> [Exercise directions]: Copy the listing below word for word, from its first line through the line containing "card-info-title: Informasi Kartu", with both of those lines included.

-- begin --

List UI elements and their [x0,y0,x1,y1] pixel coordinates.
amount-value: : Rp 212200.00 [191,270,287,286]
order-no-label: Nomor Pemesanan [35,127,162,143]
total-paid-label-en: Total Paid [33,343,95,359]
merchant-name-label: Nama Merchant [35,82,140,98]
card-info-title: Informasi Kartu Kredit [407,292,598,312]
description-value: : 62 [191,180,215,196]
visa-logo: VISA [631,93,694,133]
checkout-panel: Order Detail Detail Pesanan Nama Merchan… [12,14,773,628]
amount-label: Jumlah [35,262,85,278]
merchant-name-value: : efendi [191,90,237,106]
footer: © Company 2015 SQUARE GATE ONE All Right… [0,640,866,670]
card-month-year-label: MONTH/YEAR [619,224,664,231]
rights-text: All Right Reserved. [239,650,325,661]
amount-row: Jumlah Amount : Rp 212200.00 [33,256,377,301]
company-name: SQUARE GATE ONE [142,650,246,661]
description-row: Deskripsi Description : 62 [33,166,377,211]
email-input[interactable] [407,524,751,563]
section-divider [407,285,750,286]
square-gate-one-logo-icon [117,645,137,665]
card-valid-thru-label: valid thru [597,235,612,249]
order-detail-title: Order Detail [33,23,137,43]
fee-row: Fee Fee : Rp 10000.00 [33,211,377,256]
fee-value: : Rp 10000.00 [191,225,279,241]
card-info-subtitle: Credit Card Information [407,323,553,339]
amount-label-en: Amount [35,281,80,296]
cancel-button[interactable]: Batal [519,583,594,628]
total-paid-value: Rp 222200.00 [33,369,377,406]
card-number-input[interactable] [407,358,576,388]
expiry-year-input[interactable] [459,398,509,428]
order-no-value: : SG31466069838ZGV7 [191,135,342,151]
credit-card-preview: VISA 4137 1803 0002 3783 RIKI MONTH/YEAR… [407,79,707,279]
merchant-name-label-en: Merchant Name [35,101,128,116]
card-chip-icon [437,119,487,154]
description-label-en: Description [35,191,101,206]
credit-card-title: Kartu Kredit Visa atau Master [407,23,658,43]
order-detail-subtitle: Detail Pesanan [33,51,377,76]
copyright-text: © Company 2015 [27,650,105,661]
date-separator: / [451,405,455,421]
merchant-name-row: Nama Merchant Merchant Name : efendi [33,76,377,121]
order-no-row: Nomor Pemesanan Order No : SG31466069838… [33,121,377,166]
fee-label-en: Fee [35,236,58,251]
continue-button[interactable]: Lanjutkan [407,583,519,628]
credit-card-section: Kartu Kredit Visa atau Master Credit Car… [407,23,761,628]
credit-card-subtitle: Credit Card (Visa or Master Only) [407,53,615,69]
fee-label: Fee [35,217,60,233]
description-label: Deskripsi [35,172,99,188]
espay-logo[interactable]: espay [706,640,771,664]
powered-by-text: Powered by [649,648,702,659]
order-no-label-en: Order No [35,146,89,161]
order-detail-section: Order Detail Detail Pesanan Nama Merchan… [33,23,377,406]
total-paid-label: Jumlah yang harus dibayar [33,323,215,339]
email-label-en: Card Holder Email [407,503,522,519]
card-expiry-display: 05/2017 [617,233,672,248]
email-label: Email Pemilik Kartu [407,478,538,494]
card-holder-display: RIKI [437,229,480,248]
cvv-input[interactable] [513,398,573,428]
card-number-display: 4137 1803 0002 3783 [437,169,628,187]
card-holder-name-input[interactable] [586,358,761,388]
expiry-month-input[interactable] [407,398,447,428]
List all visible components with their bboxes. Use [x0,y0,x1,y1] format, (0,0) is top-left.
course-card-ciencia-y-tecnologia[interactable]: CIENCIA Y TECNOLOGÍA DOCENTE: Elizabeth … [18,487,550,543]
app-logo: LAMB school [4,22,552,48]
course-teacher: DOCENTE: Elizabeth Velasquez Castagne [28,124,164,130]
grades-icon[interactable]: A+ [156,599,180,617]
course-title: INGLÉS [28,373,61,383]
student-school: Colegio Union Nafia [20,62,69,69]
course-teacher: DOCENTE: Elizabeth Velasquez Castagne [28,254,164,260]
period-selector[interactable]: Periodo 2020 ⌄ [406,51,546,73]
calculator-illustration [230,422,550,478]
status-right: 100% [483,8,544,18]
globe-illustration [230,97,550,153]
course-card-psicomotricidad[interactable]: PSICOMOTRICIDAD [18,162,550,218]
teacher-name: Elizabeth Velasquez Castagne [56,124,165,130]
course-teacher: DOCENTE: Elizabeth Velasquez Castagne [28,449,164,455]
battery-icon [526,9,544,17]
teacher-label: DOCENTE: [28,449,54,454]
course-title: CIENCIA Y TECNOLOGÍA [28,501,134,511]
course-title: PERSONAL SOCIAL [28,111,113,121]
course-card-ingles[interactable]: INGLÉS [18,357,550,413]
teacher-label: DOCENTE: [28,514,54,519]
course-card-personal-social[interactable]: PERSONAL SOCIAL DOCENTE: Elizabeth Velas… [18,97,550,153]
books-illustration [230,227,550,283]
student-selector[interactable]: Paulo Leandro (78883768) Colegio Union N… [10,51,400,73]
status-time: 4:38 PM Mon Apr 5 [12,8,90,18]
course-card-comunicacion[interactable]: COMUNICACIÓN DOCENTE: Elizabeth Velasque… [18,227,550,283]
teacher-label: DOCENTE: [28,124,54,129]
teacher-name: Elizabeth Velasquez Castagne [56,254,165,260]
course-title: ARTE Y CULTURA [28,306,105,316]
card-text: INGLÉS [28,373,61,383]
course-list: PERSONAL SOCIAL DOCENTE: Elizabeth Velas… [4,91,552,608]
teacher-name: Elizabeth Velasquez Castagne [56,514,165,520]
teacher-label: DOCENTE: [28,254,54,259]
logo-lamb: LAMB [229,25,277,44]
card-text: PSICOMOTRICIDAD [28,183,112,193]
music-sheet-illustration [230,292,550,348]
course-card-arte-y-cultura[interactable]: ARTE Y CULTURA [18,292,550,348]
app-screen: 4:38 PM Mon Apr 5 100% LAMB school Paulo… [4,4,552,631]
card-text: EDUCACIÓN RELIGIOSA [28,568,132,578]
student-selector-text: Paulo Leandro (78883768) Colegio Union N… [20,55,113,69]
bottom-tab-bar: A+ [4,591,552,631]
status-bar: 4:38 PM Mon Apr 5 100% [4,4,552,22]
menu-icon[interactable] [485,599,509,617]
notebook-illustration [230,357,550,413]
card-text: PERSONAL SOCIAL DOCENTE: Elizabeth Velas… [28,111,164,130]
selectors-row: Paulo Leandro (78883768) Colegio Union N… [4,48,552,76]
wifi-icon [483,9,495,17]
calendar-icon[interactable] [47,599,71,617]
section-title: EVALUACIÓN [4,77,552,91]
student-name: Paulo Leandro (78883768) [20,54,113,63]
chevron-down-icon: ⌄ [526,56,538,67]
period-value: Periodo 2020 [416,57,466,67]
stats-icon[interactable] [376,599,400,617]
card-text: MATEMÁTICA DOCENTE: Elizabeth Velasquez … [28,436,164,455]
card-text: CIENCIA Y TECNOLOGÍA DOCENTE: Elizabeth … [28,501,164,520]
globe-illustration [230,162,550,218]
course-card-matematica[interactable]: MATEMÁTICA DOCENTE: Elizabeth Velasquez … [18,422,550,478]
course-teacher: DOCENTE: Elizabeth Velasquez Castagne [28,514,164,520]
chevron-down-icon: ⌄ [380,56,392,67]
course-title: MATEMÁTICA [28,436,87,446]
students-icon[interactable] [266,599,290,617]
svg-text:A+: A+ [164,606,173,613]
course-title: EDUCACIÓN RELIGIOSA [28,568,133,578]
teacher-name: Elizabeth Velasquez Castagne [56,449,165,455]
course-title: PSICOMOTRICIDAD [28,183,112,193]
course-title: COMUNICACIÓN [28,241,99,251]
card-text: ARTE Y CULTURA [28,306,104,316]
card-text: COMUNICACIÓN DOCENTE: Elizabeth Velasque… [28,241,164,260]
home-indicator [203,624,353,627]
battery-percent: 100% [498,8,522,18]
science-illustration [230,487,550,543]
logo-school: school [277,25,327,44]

-- end --

> [Result]:
List UI elements and their [x0,y0,x1,y1] pixel coordinates.
amount-value: : Rp 212200.00 [191,270,287,286]
order-no-label: Nomor Pemesanan [35,127,162,143]
total-paid-label-en: Total Paid [33,343,95,359]
merchant-name-label: Nama Merchant [35,82,140,98]
card-info-title: Informasi Kartu Kredit [407,292,598,312]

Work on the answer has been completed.